### GOAL
Copy out each line featuring the string "يجوز" from the entries beneath.
Start of RECORD EXTRACTS
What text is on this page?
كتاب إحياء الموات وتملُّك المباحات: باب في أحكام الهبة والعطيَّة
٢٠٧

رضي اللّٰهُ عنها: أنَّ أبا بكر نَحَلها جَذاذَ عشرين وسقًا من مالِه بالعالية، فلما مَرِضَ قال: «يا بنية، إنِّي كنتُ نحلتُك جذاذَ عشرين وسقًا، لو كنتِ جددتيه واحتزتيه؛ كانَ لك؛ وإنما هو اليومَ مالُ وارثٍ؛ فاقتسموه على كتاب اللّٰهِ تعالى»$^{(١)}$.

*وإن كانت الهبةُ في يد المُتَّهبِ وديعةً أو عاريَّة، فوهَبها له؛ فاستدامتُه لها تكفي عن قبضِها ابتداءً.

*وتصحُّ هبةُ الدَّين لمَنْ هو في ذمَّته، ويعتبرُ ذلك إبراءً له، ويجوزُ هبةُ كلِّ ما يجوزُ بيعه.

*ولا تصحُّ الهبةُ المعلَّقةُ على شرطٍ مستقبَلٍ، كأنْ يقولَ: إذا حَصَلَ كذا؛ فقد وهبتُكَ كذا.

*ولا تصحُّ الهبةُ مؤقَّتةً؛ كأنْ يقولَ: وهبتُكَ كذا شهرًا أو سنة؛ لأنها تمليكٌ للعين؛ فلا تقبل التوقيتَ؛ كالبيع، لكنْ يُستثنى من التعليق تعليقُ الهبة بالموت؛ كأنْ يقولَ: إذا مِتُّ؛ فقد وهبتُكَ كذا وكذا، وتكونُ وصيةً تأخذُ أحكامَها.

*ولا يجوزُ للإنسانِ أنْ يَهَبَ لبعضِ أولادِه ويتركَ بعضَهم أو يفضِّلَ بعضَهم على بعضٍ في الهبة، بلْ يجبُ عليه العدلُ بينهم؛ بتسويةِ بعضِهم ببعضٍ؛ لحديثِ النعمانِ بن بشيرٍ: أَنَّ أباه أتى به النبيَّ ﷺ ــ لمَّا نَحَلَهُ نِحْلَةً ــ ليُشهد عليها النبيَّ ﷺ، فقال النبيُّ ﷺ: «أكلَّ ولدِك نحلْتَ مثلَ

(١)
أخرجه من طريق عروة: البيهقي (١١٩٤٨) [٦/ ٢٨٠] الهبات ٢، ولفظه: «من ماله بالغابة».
End of RECORD EXTRACTS
### TASK RESPONSE
*وتصحُّ هبةُ الدَّين لمَنْ هو في ذمَّته، ويعتبرُ ذلك إبراءً له، ويجوزُ هبةُ كلِّ ما يجوزُ بيعه.
*ولا يجوزُ للإنسانِ أنْ يَهَبَ لبعضِ أولادِه ويتركَ بعضَهم أو يفضِّلَ بعضَهم على بعضٍ في الهبة، بلْ يجبُ عليه العدلُ بينهم؛ بتسويةِ بعضِهم ببعضٍ؛ لحديثِ النعمانِ بن بشيرٍ: أَنَّ أباه أتى به النبيَّ ﷺ ــ لمَّا نَحَلَهُ نِحْلَةً ــ ليُشهد عليها النبيَّ ﷺ، فقال النبيُّ ﷺ: «أكلَّ ولدِك نحلْتَ مثلَ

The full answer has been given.